**INSTRUCTIONS TO FOLLOW:** Could you write out the records below exactly as they appear?
◆ ◆ ◆ ◆
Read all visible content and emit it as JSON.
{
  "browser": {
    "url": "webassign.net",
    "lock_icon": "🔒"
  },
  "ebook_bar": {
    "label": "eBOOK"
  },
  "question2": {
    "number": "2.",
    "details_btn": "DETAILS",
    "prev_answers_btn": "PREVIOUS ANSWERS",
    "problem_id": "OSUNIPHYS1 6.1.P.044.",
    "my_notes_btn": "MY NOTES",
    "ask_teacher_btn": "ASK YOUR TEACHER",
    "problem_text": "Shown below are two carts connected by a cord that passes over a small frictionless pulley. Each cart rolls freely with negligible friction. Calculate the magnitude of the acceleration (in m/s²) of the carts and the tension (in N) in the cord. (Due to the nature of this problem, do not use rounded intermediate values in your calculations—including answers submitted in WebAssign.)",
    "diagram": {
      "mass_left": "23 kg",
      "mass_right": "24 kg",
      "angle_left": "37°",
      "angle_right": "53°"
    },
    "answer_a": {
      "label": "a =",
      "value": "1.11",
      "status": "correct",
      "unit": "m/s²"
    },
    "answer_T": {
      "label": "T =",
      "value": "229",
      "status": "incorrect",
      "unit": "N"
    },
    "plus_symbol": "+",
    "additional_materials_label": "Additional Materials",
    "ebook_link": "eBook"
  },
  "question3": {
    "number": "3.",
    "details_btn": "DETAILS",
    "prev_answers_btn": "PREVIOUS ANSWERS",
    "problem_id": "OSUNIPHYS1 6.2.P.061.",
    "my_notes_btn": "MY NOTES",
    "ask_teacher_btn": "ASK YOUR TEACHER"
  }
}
◆ ◆ ◆ ◆
**RESULT:**
Read all visible content and emit it as JSON.
{
  "browser": {
    "url": "webassign.net",
    "lock_icon": "🔒"
  },
  "ebook_bar": {
    "label": "eBOOK"
  },
  "question2": {
    "number": "2.",
    "details_btn": "DETAILS",
    "prev_answers_btn": "PREVIOUS ANSWERS",
    "problem_id": "OSUNIPHYS1 6.1.P.044.",
    "my_notes_btn": "MY NOTES",
    "ask_teacher_btn": "ASK YOUR TEACHER",
    "problem_text": "Shown below are two carts connected by a cord that passes over a small frictionless pulley. Each cart rolls freely with negligible friction. Calculate the magnitude of the acceleration (in m/s²) of the carts and the tension (in N) in the cord. (Due to the nature of this problem, do not use rounded intermediate values in your calculations—including answers submitted in WebAssign.)",
    "diagram": {
      "mass_left": "23 kg",
      "mass_right": "24 kg",
      "angle_left": "37°",
      "angle_right": "53°"
    },
    "answer_a": {
      "label": "a =",
      "value": "1.11",
      "status": "correct",
      "unit": "m/s²"
    },
    "answer_T": {
      "label": "T =",
      "value": "229",
      "status": "incorrect",
      "unit": "N"
    },
    "plus_symbol": "+",
    "additional_materials_label": "Additional Materials",
    "ebook_link": "eBook"
  },
  "question3": {
    "number": "3.",
    "details_btn": "DETAILS",
    "prev_answers_btn": "PREVIOUS ANSWERS",
    "problem_id": "OSUNIPHYS1 6.2.P.061.",
    "my_notes_btn": "MY NOTES",
    "ask_teacher_btn": "ASK YOUR TEACHER"
  }
}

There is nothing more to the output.